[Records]
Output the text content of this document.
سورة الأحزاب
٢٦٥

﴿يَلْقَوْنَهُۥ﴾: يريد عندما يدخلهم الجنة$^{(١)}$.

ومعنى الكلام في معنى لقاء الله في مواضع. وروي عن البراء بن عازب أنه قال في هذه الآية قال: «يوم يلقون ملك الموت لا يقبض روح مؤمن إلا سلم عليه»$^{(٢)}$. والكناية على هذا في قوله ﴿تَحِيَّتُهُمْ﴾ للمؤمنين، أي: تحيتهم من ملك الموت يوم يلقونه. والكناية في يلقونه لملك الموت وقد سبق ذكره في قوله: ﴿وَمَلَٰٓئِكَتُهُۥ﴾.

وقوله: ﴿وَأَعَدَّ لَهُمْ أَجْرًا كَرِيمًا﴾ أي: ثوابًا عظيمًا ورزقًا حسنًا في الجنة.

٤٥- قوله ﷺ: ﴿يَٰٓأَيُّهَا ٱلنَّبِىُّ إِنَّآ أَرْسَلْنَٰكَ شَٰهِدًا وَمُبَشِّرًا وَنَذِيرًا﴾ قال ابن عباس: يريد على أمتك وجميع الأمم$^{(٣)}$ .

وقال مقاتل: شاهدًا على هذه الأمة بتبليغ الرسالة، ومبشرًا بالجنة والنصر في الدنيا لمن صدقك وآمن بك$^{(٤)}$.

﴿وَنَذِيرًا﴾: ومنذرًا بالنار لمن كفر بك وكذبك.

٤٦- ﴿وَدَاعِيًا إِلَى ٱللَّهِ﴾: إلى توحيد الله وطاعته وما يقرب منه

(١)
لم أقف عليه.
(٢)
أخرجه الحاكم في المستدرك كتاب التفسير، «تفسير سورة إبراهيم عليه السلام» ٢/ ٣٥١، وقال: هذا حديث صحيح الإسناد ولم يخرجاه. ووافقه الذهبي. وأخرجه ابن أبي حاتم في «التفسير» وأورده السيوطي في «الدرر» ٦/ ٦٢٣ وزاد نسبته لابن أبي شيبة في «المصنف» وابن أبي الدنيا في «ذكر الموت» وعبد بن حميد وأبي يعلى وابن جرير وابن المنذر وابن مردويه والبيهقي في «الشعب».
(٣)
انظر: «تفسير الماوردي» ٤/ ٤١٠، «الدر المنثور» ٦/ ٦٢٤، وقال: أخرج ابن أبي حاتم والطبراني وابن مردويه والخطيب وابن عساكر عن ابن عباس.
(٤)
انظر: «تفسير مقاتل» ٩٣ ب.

▶ **What the exercise asks**
Read through the entries and copy each line in which "وقال" appears.

▶ **Result**
وقال مقاتل: شاهدًا على هذه الأمة بتبليغ الرسالة، ومبشرًا بالجنة والنصر في الدنيا لمن صدقك وآمن بك$^{(٤)}$.
أخرجه الحاكم في المستدرك كتاب التفسير، «تفسير سورة إبراهيم عليه السلام» ٢/ ٣٥١، وقال: هذا حديث صحيح الإسناد ولم يخرجاه. ووافقه الذهبي. وأخرجه ابن أبي حاتم في «التفسير» وأورده السيوطي في «الدرر» ٦/ ٦٢٣ وزاد نسبته لابن أبي شيبة في «المصنف» وابن أبي الدنيا في «ذكر الموت» وعبد بن حميد وأبي يعلى وابن جرير وابن المنذر وابن مردويه والبيهقي في «الشعب».
انظر: «تفسير الماوردي» ٤/ ٤١٠، «الدر المنثور» ٦/ ٦٢٤، وقال: أخرج ابن أبي حاتم والطبراني وابن مردويه والخطيب وابن عساكر عن ابن عباس.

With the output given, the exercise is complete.